TESTO DEL DOCUMENTO —
▼

Quella str… aordinaria comunicatrice della Meloni

I colpi di sciabola tra Meloni e De Luca. Dietro c'è un capolavoro di tecnica della Comunicazione: si chiama co-optation. Una piccola carrellata degli insulti più celebri. Anche quelli della I Repubblica. Ma attenti: chi di stronzo ferisce...

Franco Fiorito

Ulisse della Politica

L’insulto è un genere al quale tutti noi, anche le nature più impassibili, finiamo prima o poi per ricorrere, trascinati da inevitabili circostanze della vita. Ma, al pari della scherma o di qualsiasi altra tecnica di attacco e difesa, l’insulto, per risultare efficace e raggiungere il suo scopo, deve diventare oggetto di studio.

Benché di solito lo si associ alla rozzezza e alla collericità, saper lanciare all’indirizzo altrui l’ingiuria, l’invettiva o l’improperio adatti, scientificamente studiati, implica infatti una vera e propria arte.

L’arte dell’insulto

Lo sapeva bene Schopenhauer che scrisse “L’arte dell’insulto” proprio per non lasciare nulla al caso, all’improvvisazione. Non una trattazione astratta dell’insulto in tutte le sue forme e varianti, ma una silloge di ingiurie concretamente proferite e scagliate con categorica impertinenza contro tutto e contro tutti: la società, il popolo, le istituzioni, le donne, l’amore, il sesso, il matrimonio, i colleghi, il genere umano, la storia, la vita – insomma: contro il mondo intero.

▲

RIGHE DI DATI —

▼

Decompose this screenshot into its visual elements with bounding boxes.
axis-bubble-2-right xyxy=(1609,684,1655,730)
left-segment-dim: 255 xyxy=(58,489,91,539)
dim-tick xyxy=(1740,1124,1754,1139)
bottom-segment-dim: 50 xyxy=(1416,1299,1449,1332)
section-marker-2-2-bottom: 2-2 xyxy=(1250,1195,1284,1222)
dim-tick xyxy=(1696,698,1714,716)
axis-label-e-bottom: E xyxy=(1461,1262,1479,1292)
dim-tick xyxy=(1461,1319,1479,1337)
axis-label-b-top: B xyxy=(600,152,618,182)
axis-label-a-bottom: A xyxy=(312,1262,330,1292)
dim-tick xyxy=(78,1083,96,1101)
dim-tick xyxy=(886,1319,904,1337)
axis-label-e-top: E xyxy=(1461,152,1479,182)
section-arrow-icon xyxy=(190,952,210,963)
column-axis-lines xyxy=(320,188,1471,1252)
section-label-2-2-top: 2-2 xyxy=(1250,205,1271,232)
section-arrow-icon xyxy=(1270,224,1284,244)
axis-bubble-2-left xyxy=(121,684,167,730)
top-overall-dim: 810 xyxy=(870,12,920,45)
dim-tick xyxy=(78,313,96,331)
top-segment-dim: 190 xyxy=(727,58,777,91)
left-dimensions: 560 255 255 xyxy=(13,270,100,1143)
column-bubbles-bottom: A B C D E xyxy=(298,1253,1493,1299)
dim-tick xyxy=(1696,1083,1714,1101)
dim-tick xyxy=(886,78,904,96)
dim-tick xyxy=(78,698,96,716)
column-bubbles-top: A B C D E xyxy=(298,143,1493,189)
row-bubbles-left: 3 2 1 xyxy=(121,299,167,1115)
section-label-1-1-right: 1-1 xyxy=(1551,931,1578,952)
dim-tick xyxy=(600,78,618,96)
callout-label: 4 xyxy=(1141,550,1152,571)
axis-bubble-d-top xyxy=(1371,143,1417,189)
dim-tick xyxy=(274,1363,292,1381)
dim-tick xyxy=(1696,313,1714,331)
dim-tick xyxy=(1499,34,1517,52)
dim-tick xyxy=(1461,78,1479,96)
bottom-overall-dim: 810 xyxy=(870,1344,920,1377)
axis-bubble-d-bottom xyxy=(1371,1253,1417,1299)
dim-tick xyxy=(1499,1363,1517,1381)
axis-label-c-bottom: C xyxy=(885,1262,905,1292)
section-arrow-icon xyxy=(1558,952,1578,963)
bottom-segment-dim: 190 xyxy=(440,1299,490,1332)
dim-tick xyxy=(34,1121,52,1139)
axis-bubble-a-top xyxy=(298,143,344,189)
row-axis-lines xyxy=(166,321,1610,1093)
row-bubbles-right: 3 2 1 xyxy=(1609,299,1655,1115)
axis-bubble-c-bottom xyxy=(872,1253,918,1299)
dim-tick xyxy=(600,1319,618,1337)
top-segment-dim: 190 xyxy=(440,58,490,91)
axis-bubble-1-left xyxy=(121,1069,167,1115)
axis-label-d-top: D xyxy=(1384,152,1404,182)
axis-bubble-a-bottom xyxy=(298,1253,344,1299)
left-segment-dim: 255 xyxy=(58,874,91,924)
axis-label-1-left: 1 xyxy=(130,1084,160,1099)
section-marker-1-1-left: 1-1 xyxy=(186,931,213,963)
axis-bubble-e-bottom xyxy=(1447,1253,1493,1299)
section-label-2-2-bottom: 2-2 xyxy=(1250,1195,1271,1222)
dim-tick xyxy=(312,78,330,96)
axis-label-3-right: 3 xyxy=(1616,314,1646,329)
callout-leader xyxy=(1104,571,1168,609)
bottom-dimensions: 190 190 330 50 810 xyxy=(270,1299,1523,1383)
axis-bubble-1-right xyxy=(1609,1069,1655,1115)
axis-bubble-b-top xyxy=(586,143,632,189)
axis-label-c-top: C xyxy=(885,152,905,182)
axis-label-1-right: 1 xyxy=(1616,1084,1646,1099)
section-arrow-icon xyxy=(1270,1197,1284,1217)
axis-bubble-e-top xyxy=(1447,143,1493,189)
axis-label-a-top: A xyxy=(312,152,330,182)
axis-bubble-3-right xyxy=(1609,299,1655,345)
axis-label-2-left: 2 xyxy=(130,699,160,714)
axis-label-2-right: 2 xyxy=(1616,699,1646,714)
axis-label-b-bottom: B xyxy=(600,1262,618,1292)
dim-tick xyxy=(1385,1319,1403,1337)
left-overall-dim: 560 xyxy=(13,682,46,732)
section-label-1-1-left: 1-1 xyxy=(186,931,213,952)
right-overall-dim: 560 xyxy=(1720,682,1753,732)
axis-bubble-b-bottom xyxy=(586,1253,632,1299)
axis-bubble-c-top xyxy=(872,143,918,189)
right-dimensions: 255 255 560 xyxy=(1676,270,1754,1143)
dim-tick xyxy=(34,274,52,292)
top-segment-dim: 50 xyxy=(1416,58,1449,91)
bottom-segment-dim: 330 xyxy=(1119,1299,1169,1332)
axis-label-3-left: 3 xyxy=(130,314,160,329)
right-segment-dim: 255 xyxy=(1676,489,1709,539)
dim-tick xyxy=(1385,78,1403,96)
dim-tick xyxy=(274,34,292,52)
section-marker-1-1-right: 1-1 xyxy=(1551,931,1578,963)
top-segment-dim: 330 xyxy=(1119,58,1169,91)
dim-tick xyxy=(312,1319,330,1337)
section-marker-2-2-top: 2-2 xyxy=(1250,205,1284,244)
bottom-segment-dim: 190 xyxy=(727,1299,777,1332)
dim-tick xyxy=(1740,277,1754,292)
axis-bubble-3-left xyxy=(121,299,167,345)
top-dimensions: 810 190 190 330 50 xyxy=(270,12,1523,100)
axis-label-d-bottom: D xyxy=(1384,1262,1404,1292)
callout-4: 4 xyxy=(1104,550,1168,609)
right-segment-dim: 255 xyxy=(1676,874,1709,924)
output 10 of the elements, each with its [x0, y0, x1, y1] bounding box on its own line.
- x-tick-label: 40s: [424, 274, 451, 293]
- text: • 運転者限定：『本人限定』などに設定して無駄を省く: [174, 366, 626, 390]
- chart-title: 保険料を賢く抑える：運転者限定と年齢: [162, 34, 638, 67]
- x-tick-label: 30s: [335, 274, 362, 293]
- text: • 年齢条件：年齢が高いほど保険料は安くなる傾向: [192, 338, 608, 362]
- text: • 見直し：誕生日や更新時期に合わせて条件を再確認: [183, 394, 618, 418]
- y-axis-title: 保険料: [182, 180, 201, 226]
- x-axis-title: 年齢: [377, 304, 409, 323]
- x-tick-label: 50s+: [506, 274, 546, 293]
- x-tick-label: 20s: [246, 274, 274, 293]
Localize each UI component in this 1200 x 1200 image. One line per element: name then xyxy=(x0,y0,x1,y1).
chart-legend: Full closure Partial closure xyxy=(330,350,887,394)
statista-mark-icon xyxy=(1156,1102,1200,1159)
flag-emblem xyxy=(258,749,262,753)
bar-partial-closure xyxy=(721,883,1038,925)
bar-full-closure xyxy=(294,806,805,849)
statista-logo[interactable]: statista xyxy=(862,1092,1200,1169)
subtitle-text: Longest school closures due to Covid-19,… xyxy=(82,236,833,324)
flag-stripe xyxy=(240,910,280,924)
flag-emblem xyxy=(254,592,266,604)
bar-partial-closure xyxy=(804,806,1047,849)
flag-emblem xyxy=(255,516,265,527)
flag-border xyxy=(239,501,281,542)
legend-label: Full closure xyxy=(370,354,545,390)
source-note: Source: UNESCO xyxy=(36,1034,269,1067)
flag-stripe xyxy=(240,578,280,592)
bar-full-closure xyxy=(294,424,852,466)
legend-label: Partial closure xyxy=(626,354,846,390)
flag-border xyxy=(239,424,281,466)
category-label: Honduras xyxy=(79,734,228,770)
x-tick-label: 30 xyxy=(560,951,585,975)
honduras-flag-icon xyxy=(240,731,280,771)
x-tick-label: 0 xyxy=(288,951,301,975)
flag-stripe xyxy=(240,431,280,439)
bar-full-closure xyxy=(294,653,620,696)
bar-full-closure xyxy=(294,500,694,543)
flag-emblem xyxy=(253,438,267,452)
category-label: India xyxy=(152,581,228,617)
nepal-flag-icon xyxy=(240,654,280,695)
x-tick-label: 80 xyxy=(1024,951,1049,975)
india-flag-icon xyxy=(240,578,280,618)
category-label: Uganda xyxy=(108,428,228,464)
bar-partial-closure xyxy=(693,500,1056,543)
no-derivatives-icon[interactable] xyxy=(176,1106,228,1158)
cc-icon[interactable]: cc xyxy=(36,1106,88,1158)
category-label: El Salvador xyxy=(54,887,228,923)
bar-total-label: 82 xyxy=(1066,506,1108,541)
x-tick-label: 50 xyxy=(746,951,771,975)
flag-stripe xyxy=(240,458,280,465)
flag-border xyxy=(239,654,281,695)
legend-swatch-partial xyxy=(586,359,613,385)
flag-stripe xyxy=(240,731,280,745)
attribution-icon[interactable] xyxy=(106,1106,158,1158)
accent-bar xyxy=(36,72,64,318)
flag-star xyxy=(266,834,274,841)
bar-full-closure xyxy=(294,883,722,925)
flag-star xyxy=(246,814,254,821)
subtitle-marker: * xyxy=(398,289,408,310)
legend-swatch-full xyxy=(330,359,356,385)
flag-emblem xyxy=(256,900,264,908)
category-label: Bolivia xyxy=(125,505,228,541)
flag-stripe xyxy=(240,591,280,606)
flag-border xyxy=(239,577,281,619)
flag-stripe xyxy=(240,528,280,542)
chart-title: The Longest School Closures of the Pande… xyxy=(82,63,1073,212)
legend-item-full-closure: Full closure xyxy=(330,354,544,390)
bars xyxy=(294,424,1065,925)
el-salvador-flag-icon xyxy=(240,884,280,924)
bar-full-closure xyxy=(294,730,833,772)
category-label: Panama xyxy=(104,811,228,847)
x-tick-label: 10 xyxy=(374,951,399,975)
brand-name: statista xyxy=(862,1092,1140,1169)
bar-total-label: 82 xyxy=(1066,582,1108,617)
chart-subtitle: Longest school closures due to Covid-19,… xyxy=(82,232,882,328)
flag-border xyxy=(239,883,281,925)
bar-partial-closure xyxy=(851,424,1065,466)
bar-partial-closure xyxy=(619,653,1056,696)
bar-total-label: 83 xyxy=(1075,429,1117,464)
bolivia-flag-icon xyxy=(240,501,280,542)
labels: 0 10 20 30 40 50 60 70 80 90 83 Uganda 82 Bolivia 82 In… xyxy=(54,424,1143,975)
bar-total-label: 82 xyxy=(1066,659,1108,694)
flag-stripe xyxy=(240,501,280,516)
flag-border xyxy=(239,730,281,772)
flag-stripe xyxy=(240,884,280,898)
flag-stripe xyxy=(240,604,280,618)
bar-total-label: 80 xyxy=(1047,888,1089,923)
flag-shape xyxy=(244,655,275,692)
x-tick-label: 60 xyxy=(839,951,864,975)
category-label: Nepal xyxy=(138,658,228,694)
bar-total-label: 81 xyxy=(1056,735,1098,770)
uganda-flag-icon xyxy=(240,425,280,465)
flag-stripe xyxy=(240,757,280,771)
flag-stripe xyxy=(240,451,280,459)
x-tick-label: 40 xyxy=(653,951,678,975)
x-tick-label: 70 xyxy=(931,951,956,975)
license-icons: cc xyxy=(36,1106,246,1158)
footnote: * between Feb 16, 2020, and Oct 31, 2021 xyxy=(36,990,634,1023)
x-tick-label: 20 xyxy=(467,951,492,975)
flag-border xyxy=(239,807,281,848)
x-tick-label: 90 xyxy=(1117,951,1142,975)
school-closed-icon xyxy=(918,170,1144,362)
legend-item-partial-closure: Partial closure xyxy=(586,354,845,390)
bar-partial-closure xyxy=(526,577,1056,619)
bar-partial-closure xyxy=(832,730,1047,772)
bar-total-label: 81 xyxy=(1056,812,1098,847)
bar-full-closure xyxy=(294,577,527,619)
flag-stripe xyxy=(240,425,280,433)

▲

CONSEGNA ESERCIZIO 1 —
Rispondi a queste domande sull'articolo sull'insulto, una per riga:
(a) Come si chiama la tecnica di comunicazione che, secondo l'articolo, sta dietro i colpi di sciabola tra Meloni e De Luca?
(b) A che cosa viene paragonato l'insulto nel paragrafo che inizia con "L'insulto è un genere"?
(c) Chi scrisse "L'arte dell'insulto"?
CONSEGNA ESERCIZIO 2 —
Prosegui l'articolo sull'insulto dopo l'ultima frase riportata.
Il materiale riportato sopra è indipendente dall'articolo sull'insulto.

SOLUZIONE PROPOSTA 1 —
(a) Si chiama co-optation.
(b) Viene paragonato alla scherma e a qualsiasi altra tecnica di attacco e difesa.
(c) Lo scrisse Schopenhauer.

SOLUZIONE PROPOSTA 2 —
Esse si imprimono nella nostra mente con la forza del paradigma da emulare non appena la vita ce ne offrirà l’occasione. Un’arte di insultare, dunque, che oggi ci viene insegnata come nelle antiche scuole si insegnava l’etica: non con la teoria ma con l’esempio e la pratica.

La pratica appunto, mai settimana politica fu più prolifica di questa appena trascorsa per comprendere appieno l’arte dell’insulto.

Difatti in barba ad ogni dettame del politicamente corretto questa è stata la settimana in cui hanno troneggiato il saluto della Presidente del Consiglio al governatore De Luca: “piacere quella stronza della Meloni”. E con un uguale clamore quel “c’è troppa frociaggine nei seminari” ancora più inaspettatamente pronunciato da Papa Francesco.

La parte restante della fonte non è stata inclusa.